(Lines of data)

---------------

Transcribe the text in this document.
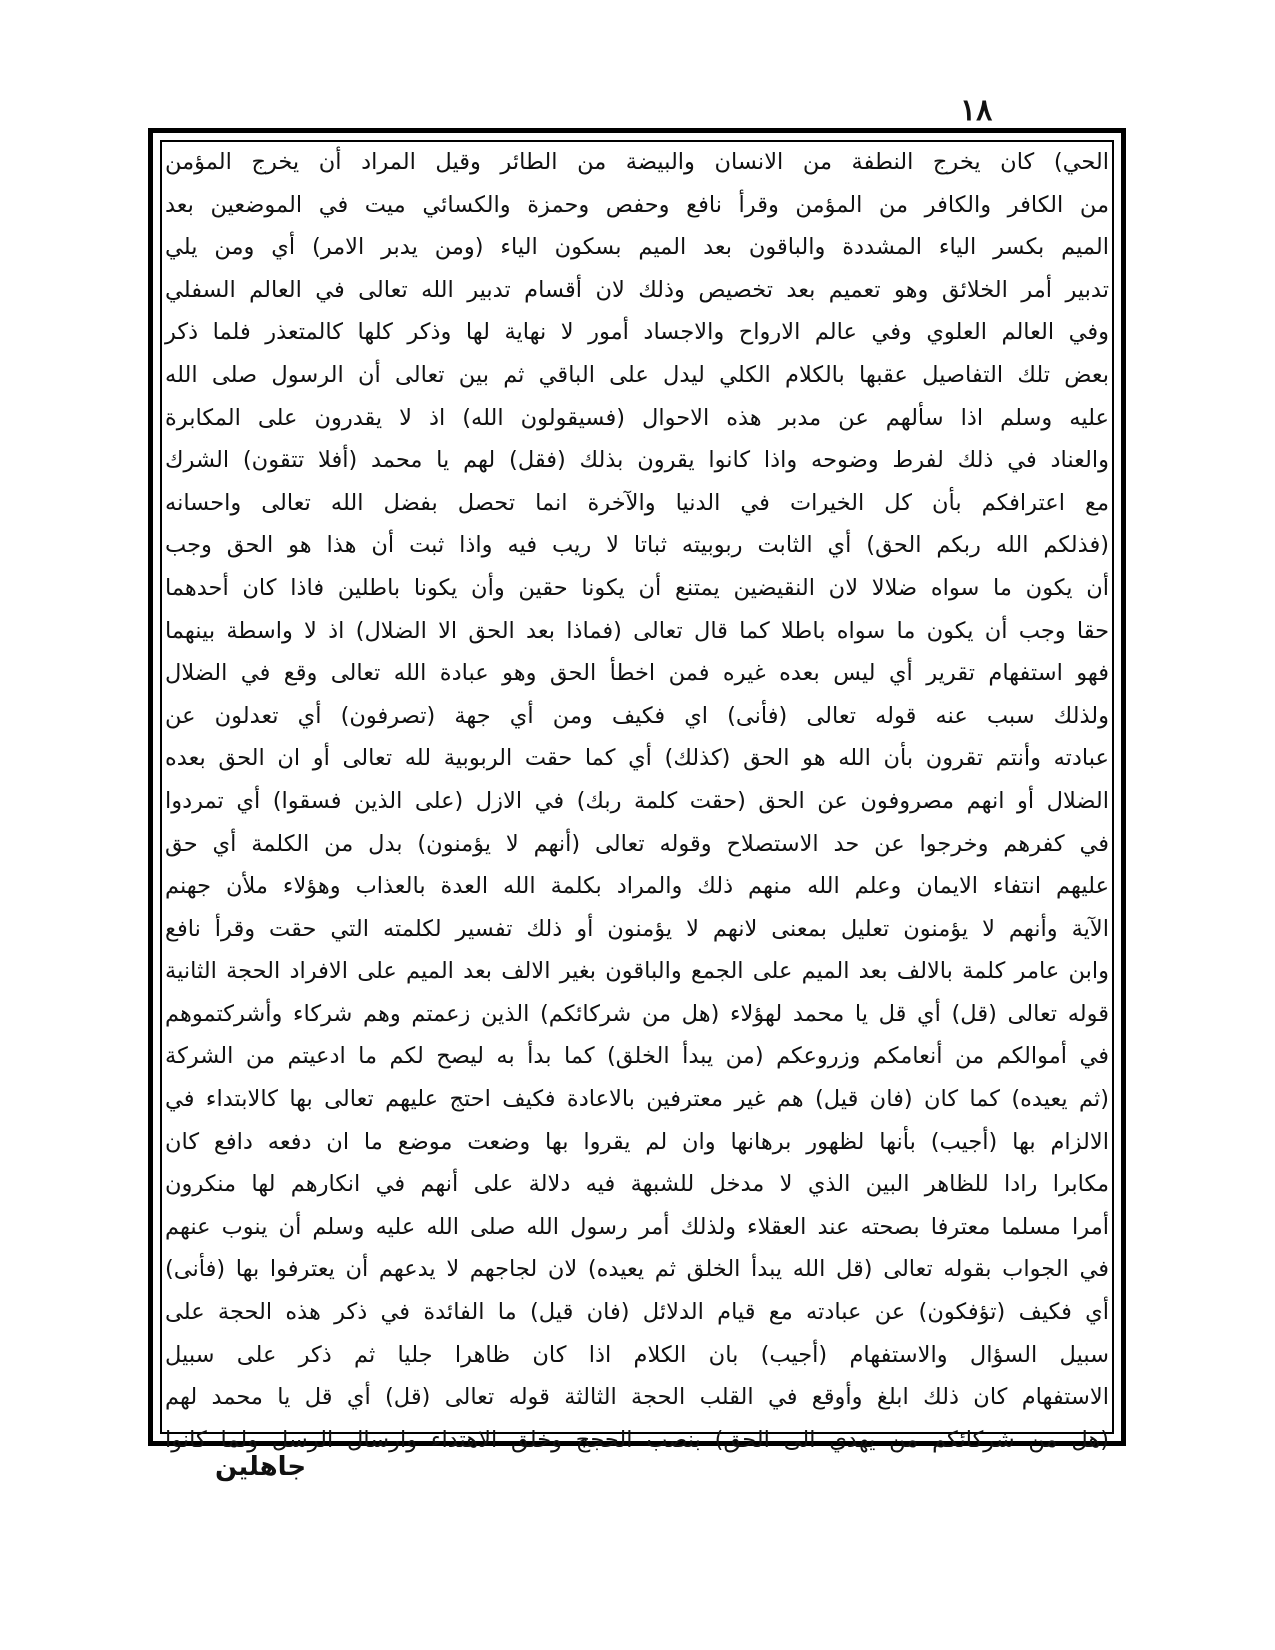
١٨
الحي) كان يخرج النطفة من الانسان والبيضة من الطائر وقيل المراد أن يخرج المؤمن
من الكافر والكافر من المؤمن وقرأ نافع وحفص وحمزة والكسائي ميت في الموضعين بعد
الميم بكسر الياء المشددة والباقون بعد الميم بسكون الياء (ومن يدبر الامر) أي ومن يلي
تدبير أمر الخلائق وهو تعميم بعد تخصيص وذلك لان أقسام تدبير الله تعالى في العالم السفلي
وفي العالم العلوي وفي عالم الارواح والاجساد أمور لا نهاية لها وذكر كلها كالمتعذر فلما ذكر
بعض تلك التفاصيل عقبها بالكلام الكلي ليدل على الباقي ثم بين تعالى أن الرسول صلى الله
عليه وسلم اذا سألهم عن مدبر هذه الاحوال (فسيقولون الله) اذ لا يقدرون على المكابرة
والعناد في ذلك لفرط وضوحه واذا كانوا يقرون بذلك (فقل) لهم يا محمد (أفلا تتقون) الشرك
مع اعترافكم بأن كل الخيرات في الدنيا والآخرة انما تحصل بفضل الله تعالى واحسانه
(فذلكم الله ربكم الحق) أي الثابت ربوبيته ثباتا لا ريب فيه واذا ثبت أن هذا هو الحق وجب
أن يكون ما سواه ضلالا لان النقيضين يمتنع أن يكونا حقين وأن يكونا باطلين فاذا كان أحدهما
حقا وجب أن يكون ما سواه باطلا كما قال تعالى (فماذا بعد الحق الا الضلال) اذ لا واسطة بينهما
فهو استفهام تقرير أي ليس بعده غيره فمن اخطأ الحق وهو عبادة الله تعالى وقع في الضلال
ولذلك سبب عنه قوله تعالى (فأنى) اي فكيف ومن أي جهة (تصرفون) أي تعدلون عن
عبادته وأنتم تقرون بأن الله هو الحق (كذلك) أي كما حقت الربوبية لله تعالى أو ان الحق بعده
الضلال أو انهم مصروفون عن الحق (حقت كلمة ربك) في الازل (على الذين فسقوا) أي تمردوا
في كفرهم وخرجوا عن حد الاستصلاح وقوله تعالى (أنهم لا يؤمنون) بدل من الكلمة أي حق
عليهم انتفاء الايمان وعلم الله منهم ذلك والمراد بكلمة الله العدة بالعذاب وهؤلاء ملأن جهنم
الآية وأنهم لا يؤمنون تعليل بمعنى لانهم لا يؤمنون أو ذلك تفسير لكلمته التي حقت وقرأ نافع
وابن عامر كلمة بالالف بعد الميم على الجمع والباقون بغير الالف بعد الميم على الافراد الحجة الثانية
قوله تعالى (قل) أي قل يا محمد لهؤلاء (هل من شركائكم) الذين زعمتم وهم شركاء وأشركتموهم
في أموالكم من أنعامكم وزروعكم (من يبدأ الخلق) كما بدأ به ليصح لكم ما ادعيتم من الشركة
(ثم يعيده) كما كان (فان قيل) هم غير معترفين بالاعادة فكيف احتج عليهم تعالى بها كالابتداء في
الالزام بها (أجيب) بأنها لظهور برهانها وان لم يقروا بها وضعت موضع ما ان دفعه دافع كان
مكابرا رادا للظاهر البين الذي لا مدخل للشبهة فيه دلالة على أنهم في انكارهم لها منكرون
أمرا مسلما معترفا بصحته عند العقلاء ولذلك أمر رسول الله صلى الله عليه وسلم أن ينوب عنهم
في الجواب بقوله تعالى (قل الله يبدأ الخلق ثم يعيده) لان لجاجهم لا يدعهم أن يعترفوا بها (فأنى)
أي فكيف (تؤفكون) عن عبادته مع قيام الدلائل (فان قيل) ما الفائدة في ذكر هذه الحجة على
سبيل السؤال والاستفهام (أجيب) بان الكلام اذا كان ظاهرا جليا ثم ذكر على سبيل
الاستفهام كان ذلك ابلغ وأوقع في القلب الحجة الثالثة قوله تعالى (قل) أي قل يا محمد لهم
(هل من شركائكم من يهدي الى الحق) بنصب الحجج وخلق الاهتداء وارسال الرسل ولما كانوا
جاهلين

---------------

— WHAT IS BEING ASKED —
For each line in the data above that contains the string "يكون", extract the line.

— EXERCISE ANSWER —
أن يكون ما سواه ضلالا لان النقيضين يمتنع أن يكونا حقين وأن يكونا باطلين فاذا كان أحدهما
حقا وجب أن يكون ما سواه باطلا كما قال تعالى (فماذا بعد الحق الا الضلال) اذ لا واسطة بينهما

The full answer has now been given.